> **Exercise instructions**
Every entry that follows should be reproduced exactly.

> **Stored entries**
★ ★ ★

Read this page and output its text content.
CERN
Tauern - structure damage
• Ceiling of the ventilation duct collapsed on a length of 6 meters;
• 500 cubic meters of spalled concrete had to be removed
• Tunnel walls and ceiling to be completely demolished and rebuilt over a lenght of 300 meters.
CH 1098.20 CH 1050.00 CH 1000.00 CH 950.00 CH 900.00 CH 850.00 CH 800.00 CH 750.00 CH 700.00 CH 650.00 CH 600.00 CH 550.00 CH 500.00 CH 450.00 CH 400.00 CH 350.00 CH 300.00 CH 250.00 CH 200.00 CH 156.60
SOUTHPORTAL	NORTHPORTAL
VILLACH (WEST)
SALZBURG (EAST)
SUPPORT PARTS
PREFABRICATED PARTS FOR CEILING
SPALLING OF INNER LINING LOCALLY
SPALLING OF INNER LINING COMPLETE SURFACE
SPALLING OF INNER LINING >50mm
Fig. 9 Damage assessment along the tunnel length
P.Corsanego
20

★ ★ ★

> **Solved exercise**
Read this page and output its text content.
CERN
Tauern - structure damage
• Ceiling of the ventilation duct collapsed on a length of 6 meters;
• 500 cubic meters of spalled concrete had to be removed
• Tunnel walls and ceiling to be completely demolished and rebuilt over a lenght of 300 meters.
CH 1098.20 CH 1050.00 CH 1000.00 CH 950.00 CH 900.00 CH 850.00 CH 800.00 CH 750.00 CH 700.00 CH 650.00 CH 600.00 CH 550.00 CH 500.00 CH 450.00 CH 400.00 CH 350.00 CH 300.00 CH 250.00 CH 200.00 CH 156.60
SOUTHPORTAL	NORTHPORTAL
VILLACH (WEST)
SALZBURG (EAST)
SUPPORT PARTS
PREFABRICATED PARTS FOR CEILING
SPALLING OF INNER LINING LOCALLY
SPALLING OF INNER LINING COMPLETE SURFACE
SPALLING OF INNER LINING >50mm
Fig. 9 Damage assessment along the tunnel length
P.Corsanego
20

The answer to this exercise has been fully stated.